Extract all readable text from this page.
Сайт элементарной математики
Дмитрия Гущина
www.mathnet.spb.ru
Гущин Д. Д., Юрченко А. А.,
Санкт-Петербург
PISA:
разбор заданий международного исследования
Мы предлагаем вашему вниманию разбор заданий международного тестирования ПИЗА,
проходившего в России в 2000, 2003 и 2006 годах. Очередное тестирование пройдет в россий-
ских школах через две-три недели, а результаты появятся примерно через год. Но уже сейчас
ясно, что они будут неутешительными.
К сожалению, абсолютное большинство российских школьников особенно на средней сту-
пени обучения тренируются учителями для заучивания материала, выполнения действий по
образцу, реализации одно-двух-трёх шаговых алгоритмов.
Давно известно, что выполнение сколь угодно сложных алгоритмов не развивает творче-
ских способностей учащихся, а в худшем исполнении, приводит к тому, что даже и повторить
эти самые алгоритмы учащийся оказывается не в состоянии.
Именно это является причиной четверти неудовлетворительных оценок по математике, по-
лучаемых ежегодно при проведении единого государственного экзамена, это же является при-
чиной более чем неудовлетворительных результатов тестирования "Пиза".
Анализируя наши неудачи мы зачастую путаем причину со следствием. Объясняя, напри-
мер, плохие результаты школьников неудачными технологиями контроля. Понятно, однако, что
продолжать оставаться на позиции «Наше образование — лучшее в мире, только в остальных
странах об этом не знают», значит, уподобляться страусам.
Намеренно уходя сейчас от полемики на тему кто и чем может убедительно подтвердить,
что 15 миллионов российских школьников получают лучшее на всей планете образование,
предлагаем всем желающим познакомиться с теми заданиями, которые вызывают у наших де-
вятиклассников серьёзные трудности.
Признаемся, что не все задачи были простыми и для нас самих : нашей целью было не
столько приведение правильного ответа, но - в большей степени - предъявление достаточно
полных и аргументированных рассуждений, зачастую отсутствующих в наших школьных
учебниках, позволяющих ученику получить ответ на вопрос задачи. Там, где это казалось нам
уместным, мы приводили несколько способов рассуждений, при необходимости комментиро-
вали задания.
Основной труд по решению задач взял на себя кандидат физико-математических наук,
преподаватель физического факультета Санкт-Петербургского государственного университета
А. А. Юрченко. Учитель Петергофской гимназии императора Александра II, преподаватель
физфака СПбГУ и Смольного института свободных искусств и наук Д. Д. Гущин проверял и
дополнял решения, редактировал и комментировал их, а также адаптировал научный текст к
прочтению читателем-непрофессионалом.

_ _ _ _

### What you need to do
Find the string "тестирования" in the records, then copy each line where it occurs.

### Answer to the exercise
Мы предлагаем вашему вниманию разбор заданий международного тестирования ПИЗА,
чиной более чем неудовлетворительных результатов тестирования "Пиза".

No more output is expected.